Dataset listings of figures
────────────────

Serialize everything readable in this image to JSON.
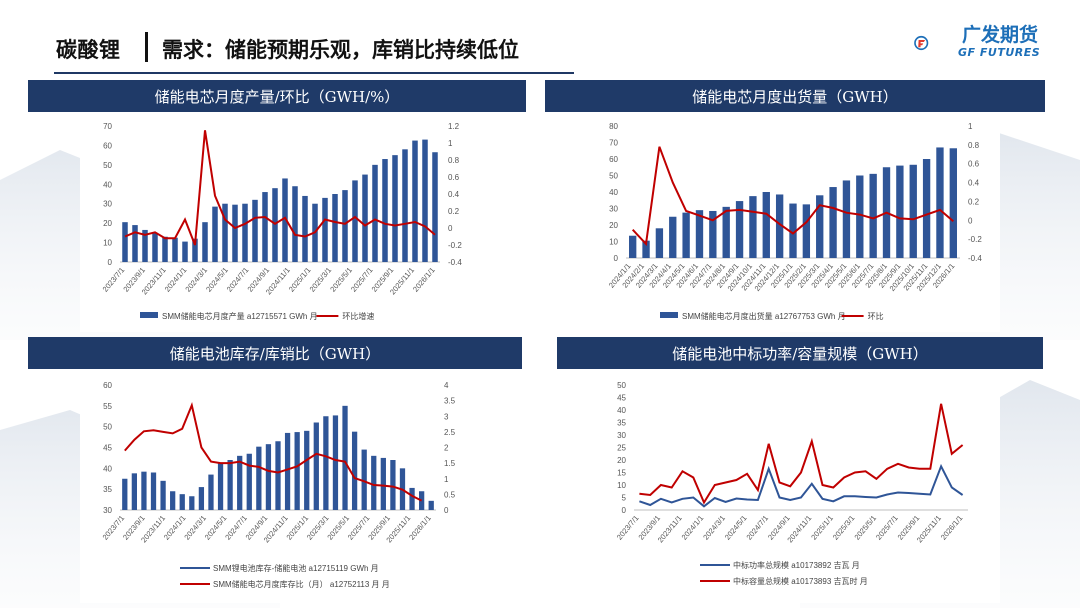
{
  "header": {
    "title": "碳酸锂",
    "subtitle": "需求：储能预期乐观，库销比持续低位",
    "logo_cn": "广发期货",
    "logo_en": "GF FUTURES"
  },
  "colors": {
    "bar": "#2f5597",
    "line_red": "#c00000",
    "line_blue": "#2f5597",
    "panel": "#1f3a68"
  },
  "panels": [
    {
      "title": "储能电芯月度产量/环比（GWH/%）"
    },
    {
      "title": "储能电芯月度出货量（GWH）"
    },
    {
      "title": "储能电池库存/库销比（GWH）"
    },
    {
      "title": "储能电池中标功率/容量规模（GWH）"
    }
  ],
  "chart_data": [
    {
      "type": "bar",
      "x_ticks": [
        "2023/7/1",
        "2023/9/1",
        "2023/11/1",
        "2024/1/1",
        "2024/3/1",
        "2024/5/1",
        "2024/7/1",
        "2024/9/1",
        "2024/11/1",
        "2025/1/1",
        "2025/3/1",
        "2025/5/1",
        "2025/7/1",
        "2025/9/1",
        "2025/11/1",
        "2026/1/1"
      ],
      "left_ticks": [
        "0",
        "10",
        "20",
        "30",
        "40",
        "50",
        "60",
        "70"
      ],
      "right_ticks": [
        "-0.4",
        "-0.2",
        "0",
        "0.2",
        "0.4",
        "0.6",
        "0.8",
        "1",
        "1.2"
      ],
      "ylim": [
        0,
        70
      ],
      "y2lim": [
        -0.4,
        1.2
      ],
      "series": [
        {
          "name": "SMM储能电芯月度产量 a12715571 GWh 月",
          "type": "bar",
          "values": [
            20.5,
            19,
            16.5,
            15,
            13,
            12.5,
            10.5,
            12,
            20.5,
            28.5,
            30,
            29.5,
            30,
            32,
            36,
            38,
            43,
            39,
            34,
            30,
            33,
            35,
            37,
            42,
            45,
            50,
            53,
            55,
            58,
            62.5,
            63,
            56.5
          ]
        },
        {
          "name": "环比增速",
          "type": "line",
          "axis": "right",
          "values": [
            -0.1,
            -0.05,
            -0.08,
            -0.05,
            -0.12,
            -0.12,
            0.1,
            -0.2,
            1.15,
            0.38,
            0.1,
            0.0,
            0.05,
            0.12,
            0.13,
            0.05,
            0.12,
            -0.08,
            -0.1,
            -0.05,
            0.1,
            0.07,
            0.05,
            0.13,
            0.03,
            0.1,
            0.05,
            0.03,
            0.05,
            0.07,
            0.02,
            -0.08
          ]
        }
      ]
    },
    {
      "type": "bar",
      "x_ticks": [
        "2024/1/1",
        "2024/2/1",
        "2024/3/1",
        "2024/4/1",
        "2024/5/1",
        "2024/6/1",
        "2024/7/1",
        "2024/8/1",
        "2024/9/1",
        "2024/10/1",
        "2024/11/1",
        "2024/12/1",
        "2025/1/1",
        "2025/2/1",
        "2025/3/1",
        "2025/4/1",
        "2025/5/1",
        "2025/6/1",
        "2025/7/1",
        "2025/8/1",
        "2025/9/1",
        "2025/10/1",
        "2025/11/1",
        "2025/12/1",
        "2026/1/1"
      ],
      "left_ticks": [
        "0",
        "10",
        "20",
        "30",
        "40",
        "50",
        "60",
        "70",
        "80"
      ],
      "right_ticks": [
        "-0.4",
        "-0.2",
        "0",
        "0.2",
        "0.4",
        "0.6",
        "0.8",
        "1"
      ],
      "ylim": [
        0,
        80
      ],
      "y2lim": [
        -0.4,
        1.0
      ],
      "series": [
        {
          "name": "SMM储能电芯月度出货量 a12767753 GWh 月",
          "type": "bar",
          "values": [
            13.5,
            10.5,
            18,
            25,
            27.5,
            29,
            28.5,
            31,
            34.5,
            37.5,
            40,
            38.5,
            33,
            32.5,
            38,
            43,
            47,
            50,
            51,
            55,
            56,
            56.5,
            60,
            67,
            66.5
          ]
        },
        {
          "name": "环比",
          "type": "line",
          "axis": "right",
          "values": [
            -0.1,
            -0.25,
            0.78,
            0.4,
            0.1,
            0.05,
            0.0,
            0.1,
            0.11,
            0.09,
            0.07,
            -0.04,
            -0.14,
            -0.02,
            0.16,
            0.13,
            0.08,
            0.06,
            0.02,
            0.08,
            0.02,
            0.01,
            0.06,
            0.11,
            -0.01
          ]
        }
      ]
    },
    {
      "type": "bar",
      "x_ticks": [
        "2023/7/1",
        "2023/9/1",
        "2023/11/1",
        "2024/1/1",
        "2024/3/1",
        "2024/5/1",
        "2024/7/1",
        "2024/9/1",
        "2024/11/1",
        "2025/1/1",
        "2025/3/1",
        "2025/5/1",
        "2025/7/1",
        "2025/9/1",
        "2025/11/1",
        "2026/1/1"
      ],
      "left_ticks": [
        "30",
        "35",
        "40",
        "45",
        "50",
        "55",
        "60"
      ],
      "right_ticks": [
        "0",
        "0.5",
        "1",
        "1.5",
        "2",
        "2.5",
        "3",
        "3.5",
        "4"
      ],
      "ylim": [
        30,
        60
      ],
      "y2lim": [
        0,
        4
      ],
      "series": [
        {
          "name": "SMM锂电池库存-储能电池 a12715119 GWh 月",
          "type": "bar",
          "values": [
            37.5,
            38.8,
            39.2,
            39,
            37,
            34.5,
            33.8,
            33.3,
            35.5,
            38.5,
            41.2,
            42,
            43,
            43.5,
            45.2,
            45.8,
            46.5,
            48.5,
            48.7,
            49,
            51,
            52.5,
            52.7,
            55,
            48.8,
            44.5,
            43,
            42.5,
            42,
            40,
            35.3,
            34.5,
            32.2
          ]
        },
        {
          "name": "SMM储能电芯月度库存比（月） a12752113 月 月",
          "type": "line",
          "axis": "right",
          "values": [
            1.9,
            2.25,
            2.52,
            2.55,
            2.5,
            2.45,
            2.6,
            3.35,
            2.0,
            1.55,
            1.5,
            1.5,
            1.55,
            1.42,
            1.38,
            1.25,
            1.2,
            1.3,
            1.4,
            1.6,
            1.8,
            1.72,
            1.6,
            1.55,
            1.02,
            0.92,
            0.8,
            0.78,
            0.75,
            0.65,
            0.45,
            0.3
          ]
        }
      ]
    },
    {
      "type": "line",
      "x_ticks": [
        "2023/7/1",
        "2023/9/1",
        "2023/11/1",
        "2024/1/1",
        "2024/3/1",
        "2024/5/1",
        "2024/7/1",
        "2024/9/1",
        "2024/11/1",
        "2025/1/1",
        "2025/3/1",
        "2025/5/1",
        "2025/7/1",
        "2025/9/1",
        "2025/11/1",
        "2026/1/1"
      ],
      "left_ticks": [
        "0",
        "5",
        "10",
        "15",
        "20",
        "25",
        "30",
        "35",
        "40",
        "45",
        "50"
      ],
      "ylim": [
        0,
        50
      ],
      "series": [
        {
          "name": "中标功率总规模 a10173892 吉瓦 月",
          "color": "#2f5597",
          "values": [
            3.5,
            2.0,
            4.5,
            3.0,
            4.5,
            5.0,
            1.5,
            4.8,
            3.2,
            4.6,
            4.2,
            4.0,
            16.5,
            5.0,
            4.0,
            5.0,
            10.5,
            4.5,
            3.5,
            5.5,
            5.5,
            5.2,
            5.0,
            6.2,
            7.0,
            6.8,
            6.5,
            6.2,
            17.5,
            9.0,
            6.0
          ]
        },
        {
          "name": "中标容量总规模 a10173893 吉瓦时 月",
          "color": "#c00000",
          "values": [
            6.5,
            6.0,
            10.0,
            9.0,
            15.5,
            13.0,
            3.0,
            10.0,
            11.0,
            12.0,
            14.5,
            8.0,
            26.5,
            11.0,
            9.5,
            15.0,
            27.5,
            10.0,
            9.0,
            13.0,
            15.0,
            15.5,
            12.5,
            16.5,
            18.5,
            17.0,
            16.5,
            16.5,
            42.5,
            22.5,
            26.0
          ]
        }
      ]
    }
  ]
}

────────────────

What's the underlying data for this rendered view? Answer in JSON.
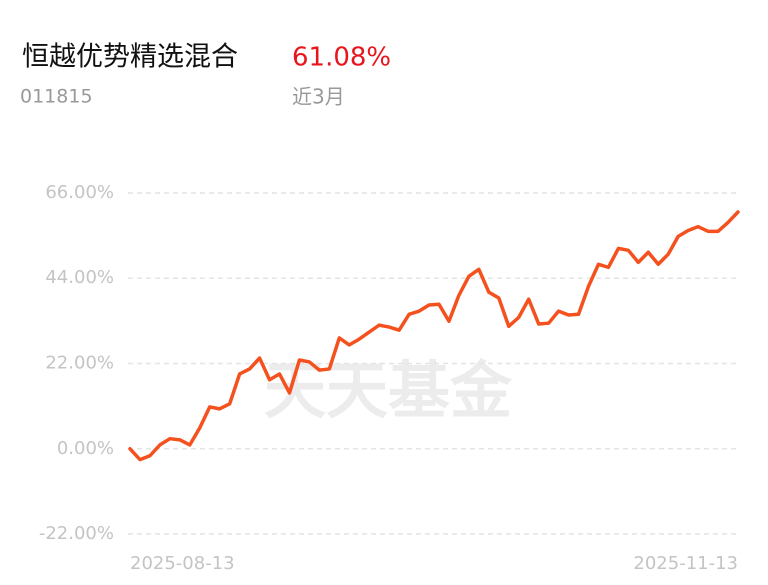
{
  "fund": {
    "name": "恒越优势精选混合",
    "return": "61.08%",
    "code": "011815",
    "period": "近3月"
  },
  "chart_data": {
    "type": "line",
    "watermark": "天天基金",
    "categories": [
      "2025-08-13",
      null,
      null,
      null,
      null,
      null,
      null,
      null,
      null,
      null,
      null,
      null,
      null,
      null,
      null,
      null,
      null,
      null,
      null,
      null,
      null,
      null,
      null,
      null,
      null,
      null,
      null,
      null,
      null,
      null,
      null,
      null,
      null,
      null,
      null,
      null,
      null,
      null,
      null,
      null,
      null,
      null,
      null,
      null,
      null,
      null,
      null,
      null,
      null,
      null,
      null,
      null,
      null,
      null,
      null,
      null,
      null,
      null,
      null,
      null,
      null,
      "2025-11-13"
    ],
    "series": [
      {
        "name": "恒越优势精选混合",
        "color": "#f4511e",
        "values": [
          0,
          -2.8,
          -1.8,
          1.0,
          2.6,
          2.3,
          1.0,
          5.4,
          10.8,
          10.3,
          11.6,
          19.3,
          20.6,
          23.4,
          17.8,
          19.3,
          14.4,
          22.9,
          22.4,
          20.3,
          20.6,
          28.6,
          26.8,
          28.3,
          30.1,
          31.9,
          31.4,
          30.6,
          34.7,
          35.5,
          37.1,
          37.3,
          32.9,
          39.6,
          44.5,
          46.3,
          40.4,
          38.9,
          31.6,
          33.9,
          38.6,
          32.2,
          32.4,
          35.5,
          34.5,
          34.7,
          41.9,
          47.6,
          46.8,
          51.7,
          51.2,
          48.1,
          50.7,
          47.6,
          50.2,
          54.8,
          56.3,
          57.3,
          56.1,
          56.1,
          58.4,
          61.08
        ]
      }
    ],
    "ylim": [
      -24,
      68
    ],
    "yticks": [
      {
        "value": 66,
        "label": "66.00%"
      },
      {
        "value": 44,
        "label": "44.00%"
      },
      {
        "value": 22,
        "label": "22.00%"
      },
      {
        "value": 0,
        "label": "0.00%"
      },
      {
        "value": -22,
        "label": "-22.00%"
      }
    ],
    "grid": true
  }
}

────────────────

### [WHAT IS NEEDED]
Return the number of lines that include the word "label", and nothing else.

### [THE SOLUTION]
5